:: PROMPT ::
Look through the listing below and report how many lines contain "milking", as a bare number.

:: RECORDS FOR THE TASK ::
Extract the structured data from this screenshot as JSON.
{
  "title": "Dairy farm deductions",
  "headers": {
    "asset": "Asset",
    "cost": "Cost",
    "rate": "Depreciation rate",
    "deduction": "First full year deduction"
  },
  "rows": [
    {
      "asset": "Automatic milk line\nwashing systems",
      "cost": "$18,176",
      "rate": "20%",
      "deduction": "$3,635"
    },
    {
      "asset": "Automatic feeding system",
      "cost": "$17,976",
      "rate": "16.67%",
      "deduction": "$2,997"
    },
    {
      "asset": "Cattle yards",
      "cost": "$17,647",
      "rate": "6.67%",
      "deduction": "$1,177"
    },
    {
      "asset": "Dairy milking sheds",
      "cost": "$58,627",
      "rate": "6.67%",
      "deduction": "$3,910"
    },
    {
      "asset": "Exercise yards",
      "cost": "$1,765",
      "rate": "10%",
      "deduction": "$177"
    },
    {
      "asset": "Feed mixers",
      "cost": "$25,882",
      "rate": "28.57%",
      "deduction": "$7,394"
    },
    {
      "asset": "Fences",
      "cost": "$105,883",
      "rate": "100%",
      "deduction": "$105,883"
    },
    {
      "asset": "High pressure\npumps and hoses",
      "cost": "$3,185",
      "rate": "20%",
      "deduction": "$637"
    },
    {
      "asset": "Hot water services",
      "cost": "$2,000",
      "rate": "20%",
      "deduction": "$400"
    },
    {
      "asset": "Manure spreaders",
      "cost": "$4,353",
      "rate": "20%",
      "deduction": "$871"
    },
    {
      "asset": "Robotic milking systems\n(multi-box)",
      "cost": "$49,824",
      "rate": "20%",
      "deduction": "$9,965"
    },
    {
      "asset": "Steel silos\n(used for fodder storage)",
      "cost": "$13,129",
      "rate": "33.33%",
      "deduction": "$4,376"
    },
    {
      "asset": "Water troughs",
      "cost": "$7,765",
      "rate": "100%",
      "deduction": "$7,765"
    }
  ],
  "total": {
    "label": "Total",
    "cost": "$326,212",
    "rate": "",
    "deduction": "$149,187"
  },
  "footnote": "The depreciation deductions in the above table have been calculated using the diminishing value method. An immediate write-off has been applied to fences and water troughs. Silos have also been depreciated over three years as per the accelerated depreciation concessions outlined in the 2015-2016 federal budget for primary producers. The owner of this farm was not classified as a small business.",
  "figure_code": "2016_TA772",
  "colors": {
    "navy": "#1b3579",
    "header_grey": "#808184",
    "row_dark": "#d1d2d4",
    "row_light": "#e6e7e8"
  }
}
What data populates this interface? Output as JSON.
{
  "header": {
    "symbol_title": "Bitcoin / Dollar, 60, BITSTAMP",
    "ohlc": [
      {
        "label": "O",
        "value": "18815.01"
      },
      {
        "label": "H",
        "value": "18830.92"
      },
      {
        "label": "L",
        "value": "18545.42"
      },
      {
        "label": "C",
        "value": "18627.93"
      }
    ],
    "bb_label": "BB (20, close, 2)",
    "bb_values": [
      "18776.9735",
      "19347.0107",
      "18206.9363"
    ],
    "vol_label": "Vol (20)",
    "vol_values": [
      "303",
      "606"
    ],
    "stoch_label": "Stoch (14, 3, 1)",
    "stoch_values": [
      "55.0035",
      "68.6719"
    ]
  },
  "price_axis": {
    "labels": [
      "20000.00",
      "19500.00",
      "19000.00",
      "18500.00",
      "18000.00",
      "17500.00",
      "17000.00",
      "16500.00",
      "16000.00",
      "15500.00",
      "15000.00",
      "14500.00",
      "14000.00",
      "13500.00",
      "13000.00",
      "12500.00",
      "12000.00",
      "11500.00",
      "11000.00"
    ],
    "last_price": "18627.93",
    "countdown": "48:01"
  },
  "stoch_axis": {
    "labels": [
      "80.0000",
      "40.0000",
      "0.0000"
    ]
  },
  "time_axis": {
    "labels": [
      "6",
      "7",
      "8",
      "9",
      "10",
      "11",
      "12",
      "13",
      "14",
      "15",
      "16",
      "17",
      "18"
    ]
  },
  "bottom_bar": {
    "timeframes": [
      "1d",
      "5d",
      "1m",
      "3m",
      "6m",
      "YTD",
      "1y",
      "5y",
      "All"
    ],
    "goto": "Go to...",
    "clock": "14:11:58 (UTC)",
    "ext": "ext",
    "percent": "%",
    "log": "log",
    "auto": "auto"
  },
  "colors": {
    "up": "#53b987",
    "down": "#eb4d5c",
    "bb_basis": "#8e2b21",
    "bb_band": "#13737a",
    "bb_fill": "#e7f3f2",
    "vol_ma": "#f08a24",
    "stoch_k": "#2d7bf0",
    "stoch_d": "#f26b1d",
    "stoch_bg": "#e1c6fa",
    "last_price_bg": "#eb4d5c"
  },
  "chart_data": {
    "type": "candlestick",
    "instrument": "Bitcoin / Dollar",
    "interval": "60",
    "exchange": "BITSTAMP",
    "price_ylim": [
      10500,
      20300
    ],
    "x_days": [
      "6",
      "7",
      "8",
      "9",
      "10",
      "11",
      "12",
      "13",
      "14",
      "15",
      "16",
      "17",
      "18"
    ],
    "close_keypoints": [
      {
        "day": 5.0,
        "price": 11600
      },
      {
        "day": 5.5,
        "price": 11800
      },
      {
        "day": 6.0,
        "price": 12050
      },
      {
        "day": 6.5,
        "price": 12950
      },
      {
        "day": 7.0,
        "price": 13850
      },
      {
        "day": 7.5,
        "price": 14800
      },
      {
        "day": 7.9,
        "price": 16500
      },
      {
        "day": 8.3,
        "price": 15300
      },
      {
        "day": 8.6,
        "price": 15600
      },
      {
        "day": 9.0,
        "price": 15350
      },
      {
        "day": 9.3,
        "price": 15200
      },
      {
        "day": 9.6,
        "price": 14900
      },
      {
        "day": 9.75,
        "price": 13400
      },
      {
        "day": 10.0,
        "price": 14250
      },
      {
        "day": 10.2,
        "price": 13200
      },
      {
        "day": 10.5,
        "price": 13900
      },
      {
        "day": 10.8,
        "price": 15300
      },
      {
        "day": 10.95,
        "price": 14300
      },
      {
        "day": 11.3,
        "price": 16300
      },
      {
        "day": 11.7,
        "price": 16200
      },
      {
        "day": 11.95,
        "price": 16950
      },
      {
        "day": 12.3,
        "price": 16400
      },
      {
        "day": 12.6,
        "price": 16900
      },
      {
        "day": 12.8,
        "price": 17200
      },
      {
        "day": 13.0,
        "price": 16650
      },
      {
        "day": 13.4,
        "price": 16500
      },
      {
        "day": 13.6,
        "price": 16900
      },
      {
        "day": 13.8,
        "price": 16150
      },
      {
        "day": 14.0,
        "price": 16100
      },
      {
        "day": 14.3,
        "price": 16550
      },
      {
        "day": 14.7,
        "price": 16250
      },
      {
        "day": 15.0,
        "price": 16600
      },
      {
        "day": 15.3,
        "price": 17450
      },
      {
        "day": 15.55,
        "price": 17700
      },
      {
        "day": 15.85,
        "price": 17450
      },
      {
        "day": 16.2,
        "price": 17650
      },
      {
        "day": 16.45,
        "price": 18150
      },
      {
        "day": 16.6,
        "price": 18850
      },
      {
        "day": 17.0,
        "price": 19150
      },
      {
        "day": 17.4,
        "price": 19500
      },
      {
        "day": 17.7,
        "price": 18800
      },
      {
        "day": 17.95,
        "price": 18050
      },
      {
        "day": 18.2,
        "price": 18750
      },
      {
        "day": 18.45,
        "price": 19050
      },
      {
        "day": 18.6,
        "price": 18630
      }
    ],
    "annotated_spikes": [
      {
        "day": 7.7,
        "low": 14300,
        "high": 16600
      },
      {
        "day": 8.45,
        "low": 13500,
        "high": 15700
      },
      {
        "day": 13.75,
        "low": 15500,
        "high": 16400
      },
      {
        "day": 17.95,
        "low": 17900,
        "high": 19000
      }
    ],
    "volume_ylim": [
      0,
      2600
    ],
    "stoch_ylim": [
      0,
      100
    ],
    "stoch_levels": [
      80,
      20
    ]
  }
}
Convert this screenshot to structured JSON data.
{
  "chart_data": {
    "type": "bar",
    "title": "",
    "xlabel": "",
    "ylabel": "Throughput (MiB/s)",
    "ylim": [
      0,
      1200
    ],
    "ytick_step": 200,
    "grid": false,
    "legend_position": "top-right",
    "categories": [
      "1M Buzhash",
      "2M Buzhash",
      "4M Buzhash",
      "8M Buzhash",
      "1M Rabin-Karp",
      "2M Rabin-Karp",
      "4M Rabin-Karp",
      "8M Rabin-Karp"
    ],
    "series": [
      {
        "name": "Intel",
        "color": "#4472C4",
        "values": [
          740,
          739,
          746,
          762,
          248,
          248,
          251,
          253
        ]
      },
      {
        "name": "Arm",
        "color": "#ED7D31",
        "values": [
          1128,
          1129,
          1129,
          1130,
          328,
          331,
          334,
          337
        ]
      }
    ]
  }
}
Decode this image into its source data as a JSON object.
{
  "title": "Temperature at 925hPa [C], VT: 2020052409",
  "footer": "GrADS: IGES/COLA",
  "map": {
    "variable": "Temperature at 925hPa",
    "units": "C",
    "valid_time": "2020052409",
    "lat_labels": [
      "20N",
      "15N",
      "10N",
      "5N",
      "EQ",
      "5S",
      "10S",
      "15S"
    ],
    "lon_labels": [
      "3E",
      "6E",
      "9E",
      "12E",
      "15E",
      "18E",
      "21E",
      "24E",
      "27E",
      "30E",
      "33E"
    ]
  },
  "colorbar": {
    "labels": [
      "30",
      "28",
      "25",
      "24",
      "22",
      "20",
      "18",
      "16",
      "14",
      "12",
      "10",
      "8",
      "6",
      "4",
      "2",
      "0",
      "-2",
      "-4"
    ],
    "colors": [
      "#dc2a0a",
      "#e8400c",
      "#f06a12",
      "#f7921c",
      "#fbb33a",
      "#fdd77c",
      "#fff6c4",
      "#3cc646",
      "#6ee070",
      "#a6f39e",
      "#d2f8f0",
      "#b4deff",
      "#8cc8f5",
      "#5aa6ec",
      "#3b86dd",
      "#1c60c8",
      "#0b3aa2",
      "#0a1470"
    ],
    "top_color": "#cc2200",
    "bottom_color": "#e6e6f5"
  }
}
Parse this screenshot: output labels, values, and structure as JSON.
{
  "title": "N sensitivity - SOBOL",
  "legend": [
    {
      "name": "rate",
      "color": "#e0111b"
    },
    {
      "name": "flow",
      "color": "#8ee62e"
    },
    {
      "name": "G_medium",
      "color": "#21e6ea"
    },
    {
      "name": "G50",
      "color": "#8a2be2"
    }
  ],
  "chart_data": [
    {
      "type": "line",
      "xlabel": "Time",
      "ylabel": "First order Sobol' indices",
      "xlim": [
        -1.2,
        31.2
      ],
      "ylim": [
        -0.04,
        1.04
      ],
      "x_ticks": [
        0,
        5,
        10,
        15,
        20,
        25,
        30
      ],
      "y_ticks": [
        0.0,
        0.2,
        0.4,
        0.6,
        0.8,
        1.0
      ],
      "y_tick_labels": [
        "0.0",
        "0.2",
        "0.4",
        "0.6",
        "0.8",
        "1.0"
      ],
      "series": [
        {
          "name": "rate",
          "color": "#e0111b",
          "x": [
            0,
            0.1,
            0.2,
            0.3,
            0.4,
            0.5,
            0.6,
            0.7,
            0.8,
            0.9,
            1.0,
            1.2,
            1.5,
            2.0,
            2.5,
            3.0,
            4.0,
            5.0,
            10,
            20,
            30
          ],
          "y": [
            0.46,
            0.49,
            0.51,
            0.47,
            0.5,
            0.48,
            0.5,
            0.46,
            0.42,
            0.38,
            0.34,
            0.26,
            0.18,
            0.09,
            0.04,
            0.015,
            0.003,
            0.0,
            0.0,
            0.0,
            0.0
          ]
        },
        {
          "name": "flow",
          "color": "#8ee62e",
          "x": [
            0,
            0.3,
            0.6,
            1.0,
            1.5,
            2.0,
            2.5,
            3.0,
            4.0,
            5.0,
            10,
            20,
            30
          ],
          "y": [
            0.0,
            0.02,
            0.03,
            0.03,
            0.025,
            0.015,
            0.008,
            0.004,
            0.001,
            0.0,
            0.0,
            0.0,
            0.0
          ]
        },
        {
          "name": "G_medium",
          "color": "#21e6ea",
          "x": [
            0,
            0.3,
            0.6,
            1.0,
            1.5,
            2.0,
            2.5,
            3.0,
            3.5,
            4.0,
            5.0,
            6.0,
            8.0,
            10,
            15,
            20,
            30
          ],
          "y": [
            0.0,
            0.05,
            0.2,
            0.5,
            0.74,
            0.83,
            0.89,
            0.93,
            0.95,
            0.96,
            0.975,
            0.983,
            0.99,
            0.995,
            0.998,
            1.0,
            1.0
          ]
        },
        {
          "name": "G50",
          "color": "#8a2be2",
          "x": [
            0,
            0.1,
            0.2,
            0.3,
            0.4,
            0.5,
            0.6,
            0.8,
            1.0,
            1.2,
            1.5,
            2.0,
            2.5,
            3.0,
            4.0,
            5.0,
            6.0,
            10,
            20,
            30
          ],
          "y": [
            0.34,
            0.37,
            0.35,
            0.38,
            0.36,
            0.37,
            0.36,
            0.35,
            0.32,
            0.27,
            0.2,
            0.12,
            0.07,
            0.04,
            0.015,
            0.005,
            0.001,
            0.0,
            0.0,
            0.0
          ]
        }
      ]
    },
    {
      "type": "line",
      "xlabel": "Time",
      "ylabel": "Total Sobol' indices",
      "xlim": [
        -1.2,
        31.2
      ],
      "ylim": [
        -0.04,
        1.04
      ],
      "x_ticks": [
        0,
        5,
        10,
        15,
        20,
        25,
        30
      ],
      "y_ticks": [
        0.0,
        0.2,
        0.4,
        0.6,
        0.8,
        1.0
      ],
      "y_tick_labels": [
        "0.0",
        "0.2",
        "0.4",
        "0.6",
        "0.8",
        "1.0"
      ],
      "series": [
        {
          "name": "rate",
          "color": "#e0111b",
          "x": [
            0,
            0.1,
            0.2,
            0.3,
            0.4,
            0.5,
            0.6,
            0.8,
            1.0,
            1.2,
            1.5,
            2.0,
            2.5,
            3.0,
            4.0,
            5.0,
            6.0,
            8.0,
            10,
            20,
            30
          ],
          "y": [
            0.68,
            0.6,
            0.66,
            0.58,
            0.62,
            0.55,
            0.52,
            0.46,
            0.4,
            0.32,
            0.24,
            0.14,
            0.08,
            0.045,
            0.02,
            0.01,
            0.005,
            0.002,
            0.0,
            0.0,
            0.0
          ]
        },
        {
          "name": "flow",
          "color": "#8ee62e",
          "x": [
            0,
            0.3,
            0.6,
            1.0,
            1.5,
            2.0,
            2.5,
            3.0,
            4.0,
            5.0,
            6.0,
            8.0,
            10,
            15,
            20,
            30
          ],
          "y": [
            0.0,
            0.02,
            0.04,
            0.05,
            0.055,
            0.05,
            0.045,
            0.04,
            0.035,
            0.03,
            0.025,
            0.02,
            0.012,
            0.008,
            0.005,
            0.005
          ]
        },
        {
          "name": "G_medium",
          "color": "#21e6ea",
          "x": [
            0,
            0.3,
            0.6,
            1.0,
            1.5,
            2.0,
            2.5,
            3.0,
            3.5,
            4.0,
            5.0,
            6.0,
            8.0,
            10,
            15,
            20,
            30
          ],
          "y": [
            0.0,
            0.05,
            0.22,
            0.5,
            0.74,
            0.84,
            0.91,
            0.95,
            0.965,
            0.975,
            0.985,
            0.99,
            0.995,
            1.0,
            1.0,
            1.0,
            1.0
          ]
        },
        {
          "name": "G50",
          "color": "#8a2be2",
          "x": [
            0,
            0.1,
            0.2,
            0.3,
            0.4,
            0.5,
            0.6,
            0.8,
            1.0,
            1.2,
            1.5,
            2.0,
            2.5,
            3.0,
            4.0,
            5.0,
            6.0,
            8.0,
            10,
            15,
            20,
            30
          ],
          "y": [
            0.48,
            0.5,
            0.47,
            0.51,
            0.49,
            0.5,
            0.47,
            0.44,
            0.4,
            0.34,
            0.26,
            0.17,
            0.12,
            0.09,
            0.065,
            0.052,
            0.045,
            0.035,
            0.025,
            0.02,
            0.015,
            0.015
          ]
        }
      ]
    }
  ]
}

:: ANSWER FOR THE TASK ::
2